__SET OF TASKS__
• a. Retype the part of the forum post on redesigning the Num type class starting at "For a simple" and ending at "the observed sequence?", with no changes.
• b. Extend the forum post on redesigning the Num type class, picking up after its last line.

[Haskell-cafe] Thoughts about redesigning "Num" type class

Tue Sep 15 12:27:11 UTC 2015

On Sat, Sep 12, 2015 at 3:15 PM, Jerzy Karczmarczuk
<jerzy.karczmarczuk at unicaen.fr> wrote:
> On the other hand, I would like to see where, in what kind of computations,
> the Rig type class would be useful

For a simple example, consider solving a sequence tagging problem with
a hidden Markov model. That is, an HMM is a pair of (1) a "transition
table" which gives the probability of moving from one state to
another, and (2) an "emission/generation/observation table" which
gives the probability of making an observation given that we're in a
particular state. The sequence tagging problem says, for some
particular HMM, if we're given a sequence of observations we want to
learn something about the sequence of states which would've generated
those observations. Of course the question is what exactly is this
"something" we want to learn? Things we could want to learn:

* what is the total (over all state sequences) probability of
generating the observed sequence?
* what is the probability of the most likely state sequence given the
observed sequence?

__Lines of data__

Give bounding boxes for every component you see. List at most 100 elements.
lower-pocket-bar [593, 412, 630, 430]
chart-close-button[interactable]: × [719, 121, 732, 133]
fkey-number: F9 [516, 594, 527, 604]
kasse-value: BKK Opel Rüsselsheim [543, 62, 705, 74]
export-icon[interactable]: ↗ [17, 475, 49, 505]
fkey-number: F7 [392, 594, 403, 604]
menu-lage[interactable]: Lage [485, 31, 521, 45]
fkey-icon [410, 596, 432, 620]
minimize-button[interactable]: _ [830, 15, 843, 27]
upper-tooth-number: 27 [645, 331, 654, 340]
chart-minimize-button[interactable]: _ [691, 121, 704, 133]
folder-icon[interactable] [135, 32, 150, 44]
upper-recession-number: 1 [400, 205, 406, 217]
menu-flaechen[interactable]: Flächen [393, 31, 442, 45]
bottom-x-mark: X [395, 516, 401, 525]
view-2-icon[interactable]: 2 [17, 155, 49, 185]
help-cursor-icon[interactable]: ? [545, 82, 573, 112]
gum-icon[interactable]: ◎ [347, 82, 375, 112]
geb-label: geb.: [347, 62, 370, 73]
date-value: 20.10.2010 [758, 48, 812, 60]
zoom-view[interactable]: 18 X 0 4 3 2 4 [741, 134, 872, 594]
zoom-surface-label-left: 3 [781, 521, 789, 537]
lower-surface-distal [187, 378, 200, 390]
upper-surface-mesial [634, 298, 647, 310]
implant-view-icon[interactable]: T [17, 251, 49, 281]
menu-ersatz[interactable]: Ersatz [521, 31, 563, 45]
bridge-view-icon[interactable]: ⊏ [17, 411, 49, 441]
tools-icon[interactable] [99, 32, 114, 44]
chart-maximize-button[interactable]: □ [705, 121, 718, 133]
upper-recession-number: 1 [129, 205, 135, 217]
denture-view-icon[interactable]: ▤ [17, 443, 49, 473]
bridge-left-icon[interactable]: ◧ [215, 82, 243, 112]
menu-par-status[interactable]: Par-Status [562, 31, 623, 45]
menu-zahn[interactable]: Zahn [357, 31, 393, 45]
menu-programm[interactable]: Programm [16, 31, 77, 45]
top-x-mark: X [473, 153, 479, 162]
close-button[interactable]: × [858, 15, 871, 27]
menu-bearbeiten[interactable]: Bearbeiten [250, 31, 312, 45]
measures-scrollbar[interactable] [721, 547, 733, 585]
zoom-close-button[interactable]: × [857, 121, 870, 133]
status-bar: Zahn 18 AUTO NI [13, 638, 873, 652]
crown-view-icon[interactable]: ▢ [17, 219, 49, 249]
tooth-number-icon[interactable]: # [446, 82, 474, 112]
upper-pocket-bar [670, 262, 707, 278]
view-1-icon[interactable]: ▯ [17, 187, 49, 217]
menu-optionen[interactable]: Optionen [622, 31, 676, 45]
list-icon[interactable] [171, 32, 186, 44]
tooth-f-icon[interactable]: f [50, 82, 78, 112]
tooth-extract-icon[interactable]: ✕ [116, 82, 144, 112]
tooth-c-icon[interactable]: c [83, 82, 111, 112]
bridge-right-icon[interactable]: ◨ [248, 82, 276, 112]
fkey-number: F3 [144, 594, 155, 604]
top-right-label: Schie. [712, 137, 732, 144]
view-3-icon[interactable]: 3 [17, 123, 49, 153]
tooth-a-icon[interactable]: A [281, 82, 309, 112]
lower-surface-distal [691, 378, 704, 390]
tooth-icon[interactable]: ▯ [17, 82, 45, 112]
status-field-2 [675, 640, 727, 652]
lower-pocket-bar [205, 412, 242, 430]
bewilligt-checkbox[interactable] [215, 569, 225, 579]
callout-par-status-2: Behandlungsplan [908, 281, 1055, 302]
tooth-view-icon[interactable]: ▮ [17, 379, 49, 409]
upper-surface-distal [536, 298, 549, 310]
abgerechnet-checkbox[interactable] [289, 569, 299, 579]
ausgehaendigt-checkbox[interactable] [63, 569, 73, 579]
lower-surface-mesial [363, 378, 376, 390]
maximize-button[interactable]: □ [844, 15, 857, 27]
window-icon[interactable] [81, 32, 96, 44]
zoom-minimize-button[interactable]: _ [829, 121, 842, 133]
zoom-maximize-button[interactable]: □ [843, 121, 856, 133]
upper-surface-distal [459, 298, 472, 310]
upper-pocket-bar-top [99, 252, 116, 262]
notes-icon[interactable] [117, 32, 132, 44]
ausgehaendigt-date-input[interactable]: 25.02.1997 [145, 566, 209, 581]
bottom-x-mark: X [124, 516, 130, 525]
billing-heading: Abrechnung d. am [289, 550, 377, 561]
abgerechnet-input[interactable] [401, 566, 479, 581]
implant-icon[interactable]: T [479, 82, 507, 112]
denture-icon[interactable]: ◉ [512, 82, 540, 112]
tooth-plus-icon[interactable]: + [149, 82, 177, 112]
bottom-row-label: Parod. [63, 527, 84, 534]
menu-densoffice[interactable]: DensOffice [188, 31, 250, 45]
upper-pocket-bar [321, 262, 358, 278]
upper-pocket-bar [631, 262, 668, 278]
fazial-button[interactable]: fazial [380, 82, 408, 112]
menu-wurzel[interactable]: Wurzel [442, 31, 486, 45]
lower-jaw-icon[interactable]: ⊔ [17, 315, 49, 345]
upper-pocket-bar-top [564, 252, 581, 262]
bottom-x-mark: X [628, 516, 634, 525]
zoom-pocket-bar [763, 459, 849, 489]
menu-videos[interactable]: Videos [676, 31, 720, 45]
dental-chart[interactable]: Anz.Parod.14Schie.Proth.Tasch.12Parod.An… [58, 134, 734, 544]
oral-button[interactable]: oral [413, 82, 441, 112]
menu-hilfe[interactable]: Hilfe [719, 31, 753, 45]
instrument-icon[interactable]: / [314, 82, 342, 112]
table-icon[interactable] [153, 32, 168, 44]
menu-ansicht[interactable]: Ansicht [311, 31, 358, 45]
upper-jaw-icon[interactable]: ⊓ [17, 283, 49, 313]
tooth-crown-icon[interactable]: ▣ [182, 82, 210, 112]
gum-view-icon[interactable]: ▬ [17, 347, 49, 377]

__OUTPUTS FOR THE TASKS__
• a.
For a simple example, consider solving a sequence tagging problem with
a hidden Markov model. That is, an HMM is a pair of (1) a "transition
table" which gives the probability of moving from one state to
another, and (2) an "emission/generation/observation table" which
gives the probability of making an observation given that we're in a
particular state. The sequence tagging problem says, for some
particular HMM, if we're given a sequence of observations we want to
learn something about the sequence of states which would've generated
those observations. Of course the question is what exactly is this
"something" we want to learn? Things we could want to learn:

* what is the total (over all state sequences) probability of
generating the observed sequence?

• b.
* what is the most likely state sequence (itself) given the observed sequence?
* what are the top N most likely states sequences...
...

We can implement a single algorithm that answers all of these
questions, the only difference is which semiring the algorithm uses
when doing stuff. For example, to get the total probability we use the
<+,*> semiring. To get the probability of the single most-likely
sequence we use the <max,+> semiring. To get the most-likely sequence
itself we can use the semiring obtained by modifying the <max,+>
semiring to keep track of backpointers. And so on.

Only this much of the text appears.